### Goal of the exercise
Report the count of lines below in which the string "text" occurs; include nothing else.

---------- Record list ----------

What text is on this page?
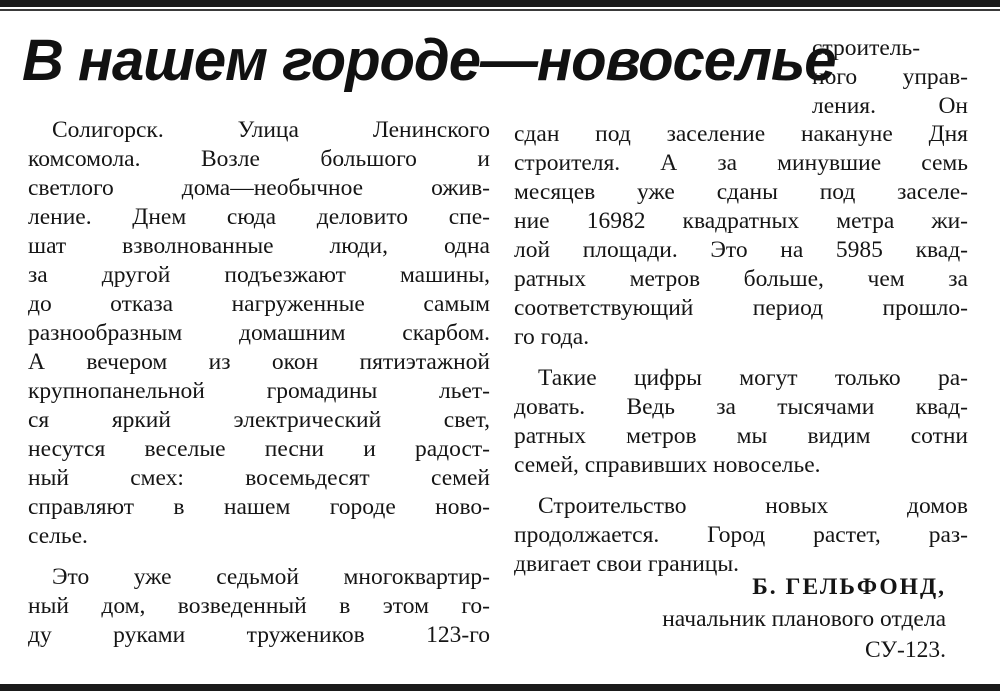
В нашем городе—новоселье
строитель-
ного управ-
ления. Он
Солигорск. Улица Ленинского
комсомола. Возле большого и
светлого дома—необычное ожив-
ление. Днем сюда деловито спе-
шат взволнованные люди, одна
за другой подъезжают машины,
до отказа нагруженные самым
разнообразным домашним скарбом.
А вечером из окон пятиэтажной
крупнопанельной громадины льет-
ся яркий электрический свет,
несутся веселые песни и радост-
ный смех: восемьдесят семей
справляют в нашем городе ново-
селье.
Это уже седьмой многоквартир-
ный дом, возведенный в этом го-
ду руками тружеников 123-го
сдан под заселение накануне Дня
строителя. А за минувшие семь
месяцев уже сданы под заселе-
ние 16982 квадратных метра жи-
лой площади. Это на 5985 квад-
ратных метров больше, чем за
соответствующий период прошло-
го года.
Такие цифры могут только ра-
довать. Ведь за тысячами квад-
ратных метров мы видим сотни
семей, справивших новоселье.
Строительство новых домов
продолжается. Город растет, раз-
двигает свои границы.
Б. ГЕЛЬФОНД,
начальник планового отдела
СУ-123.
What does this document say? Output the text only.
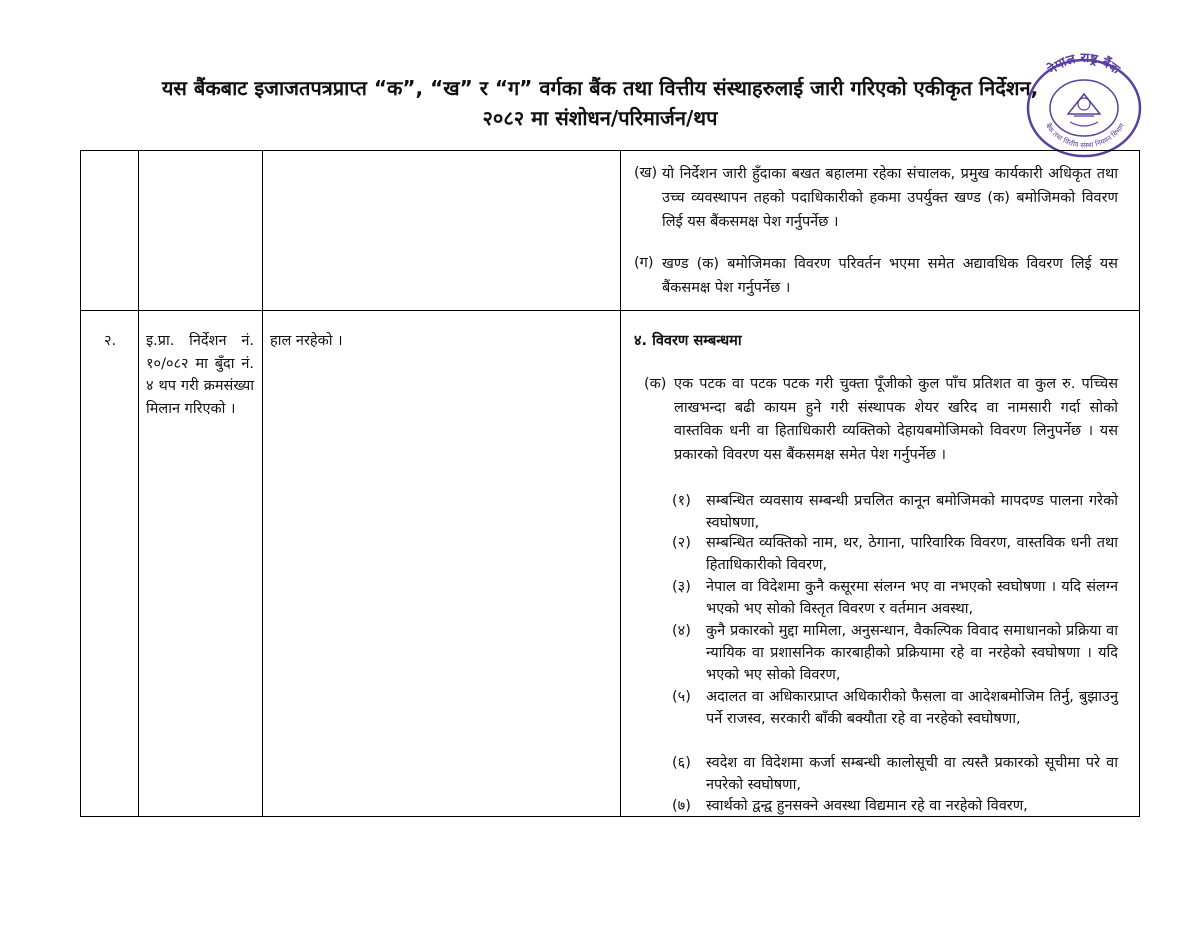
यस बैंकबाट इजाजतपत्रप्राप्त “क”, “ख” र “ग” वर्गका बैंक तथा वित्तीय संस्थाहरुलाई जारी गरिएको एकीकृत निर्देशन,
२०८२ मा संशोधन/परिमार्जन/थप
नेपाल राष्ट्र बैंक
बैंक तथा वित्तीय संस्था नियमन विभाग
(ख) यो निर्देशन जारी हुँदाका बखत बहालमा रहेका संचालक, प्रमुख कार्यकारी अधिकृत तथा उच्च व्यवस्थापन तहको पदाधिकारीको हकमा उपर्युक्त खण्ड (क) बमोजिमको विवरण लिई यस बैंकसमक्ष पेश गर्नुपर्नेछ ।
(ग) खण्ड (क) बमोजिमका विवरण परिवर्तन भएमा समेत अद्यावधिक विवरण लिई यस बैंकसमक्ष पेश गर्नुपर्नेछ ।
२. इ.प्रा. निर्देशन नं. १०/०८२ मा बुँदा नं. ४ थप गरी क्रमसंख्या मिलान गरिएको ।
हाल नरहेको ।	४. विवरण सम्बन्धमा
(क) एक पटक वा पटक पटक गरी चुक्ता पूँजीको कुल पाँच प्रतिशत वा कुल रु. पच्चिस लाखभन्दा बढी कायम हुने गरी संस्थापक शेयर खरिद वा नामसारी गर्दा सोको वास्तविक धनी वा हिताधिकारी व्यक्तिको देहायबमोजिमको विवरण लिनुपर्नेछ । यस प्रकारको विवरण यस बैंकसमक्ष समेत पेश गर्नुपर्नेछ ।
(१) सम्बन्धित व्यवसाय सम्बन्धी प्रचलित कानून बमोजिमको मापदण्ड पालना गरेको स्वघोषणा,
(२) सम्बन्धित व्यक्तिको नाम, थर, ठेगाना, पारिवारिक विवरण, वास्तविक धनी तथा हिताधिकारीको विवरण,
(३) नेपाल वा विदेशमा कुनै कसूरमा संलग्न भए वा नभएको स्वघोषणा । यदि संलग्न भएको भए सोको विस्तृत विवरण र वर्तमान अवस्था,
(४) कुनै प्रकारको मुद्दा मामिला, अनुसन्धान, वैकल्पिक विवाद समाधानको प्रक्रिया वा न्यायिक वा प्रशासनिक कारबाहीको प्रक्रियामा रहे वा नरहेको स्वघोषणा । यदि भएको भए सोको विवरण,
(५) अदालत वा अधिकारप्राप्त अधिकारीको फैसला वा आदेशबमोजिम तिर्नु, बुझाउनु पर्ने राजस्व, सरकारी बाँकी बक्यौता रहे वा नरहेको स्वघोषणा,
(६) स्वदेश वा विदेशमा कर्जा सम्बन्धी कालोसूची वा त्यस्तै प्रकारको सूचीमा परे वा नपरेको स्वघोषणा,
(७) स्वार्थको द्वन्द्व हुनसक्ने अवस्था विद्यमान रहे वा नरहेको विवरण,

----------

### Solution to this problem
2